- **PROBLEM DETAILS**: Transcribe all of the records word for word, but omit the pictures.

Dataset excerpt
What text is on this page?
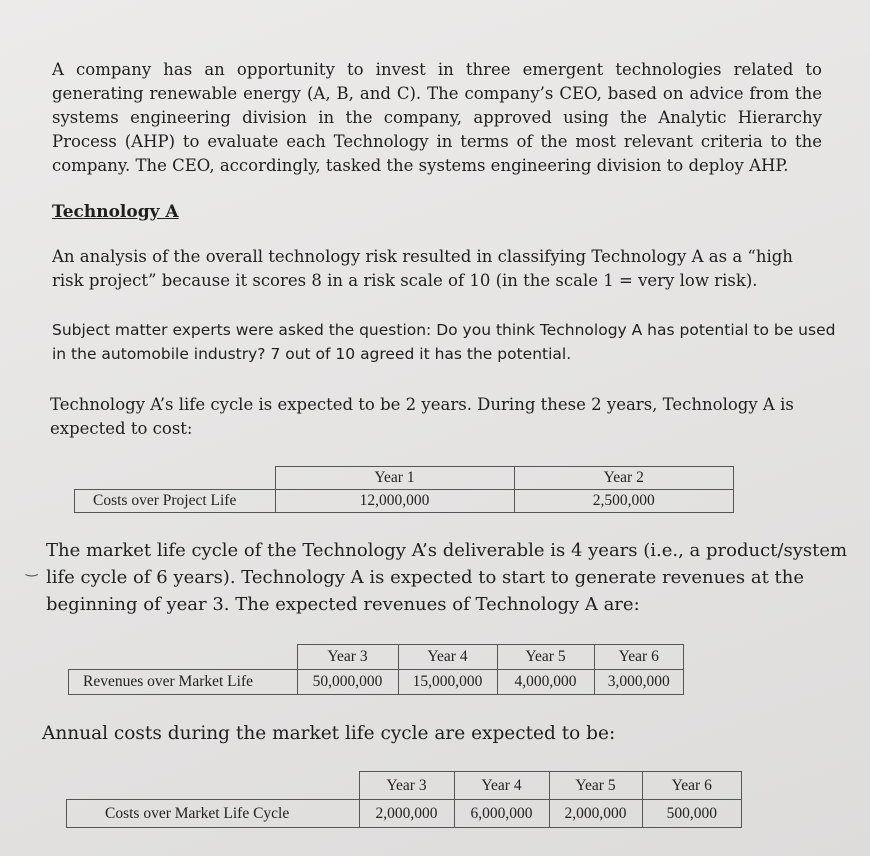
A company has an opportunity to invest in three emergent technologies related to generating renewable energy (A, B, and C). The company’s CEO, based on advice from the systems engineering division in the company, approved using the Analytic Hierarchy Process (AHP) to evaluate each Technology in terms of the most relevant criteria to the company. The CEO, accordingly, tasked the systems engineering division to deploy AHP.

Technology A

An analysis of the overall technology risk resulted in classifying Technology A as a “high risk project” because it scores 8 in a risk scale of 10 (in the scale 1 = very low risk).

Subject matter experts were asked the question: Do you think Technology A has potential to be used in the automobile industry? 7 out of 10 agreed it has the potential.

Technology A’s life cycle is expected to be 2 years. During these 2 years, Technology A is expected to cost:

	Year 1	Year 2
Costs over Project Life	12,000,000	2,500,000
‿

The market life cycle of the Technology A’s deliverable is 4 years (i.e., a product/system life cycle of 6 years). Technology A is expected to start to generate revenues at the beginning of year 3. The expected revenues of Technology A are:

	Year 3	Year 4	Year 5	Year 6
Revenues over Market Life	50,000,000	15,000,000	4,000,000	3,000,000

Annual costs during the market life cycle are expected to be:

	Year 3	Year 4	Year 5	Year 6
Costs over Market Life Cycle	2,000,000	6,000,000	2,000,000	500,000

- **WORKED SOLUTION**:
What text is on this page?
A company has an opportunity to invest in three emergent technologies related to generating renewable energy (A, B, and C). The company’s CEO, based on advice from the systems engineering division in the company, approved using the Analytic Hierarchy Process (AHP) to evaluate each Technology in terms of the most relevant criteria to the company. The CEO, accordingly, tasked the systems engineering division to deploy AHP.

Technology A

An analysis of the overall technology risk resulted in classifying Technology A as a “high risk project” because it scores 8 in a risk scale of 10 (in the scale 1 = very low risk).

Subject matter experts were asked the question: Do you think Technology A has potential to be used in the automobile industry? 7 out of 10 agreed it has the potential.

Technology A’s life cycle is expected to be 2 years. During these 2 years, Technology A is expected to cost:

	Year 1	Year 2
Costs over Project Life	12,000,000	2,500,000
‿

The market life cycle of the Technology A’s deliverable is 4 years (i.e., a product/system life cycle of 6 years). Technology A is expected to start to generate revenues at the beginning of year 3. The expected revenues of Technology A are:

	Year 3	Year 4	Year 5	Year 6
Revenues over Market Life	50,000,000	15,000,000	4,000,000	3,000,000

Annual costs during the market life cycle are expected to be:

	Year 3	Year 4	Year 5	Year 6
Costs over Market Life Cycle	2,000,000	6,000,000	2,000,000	500,000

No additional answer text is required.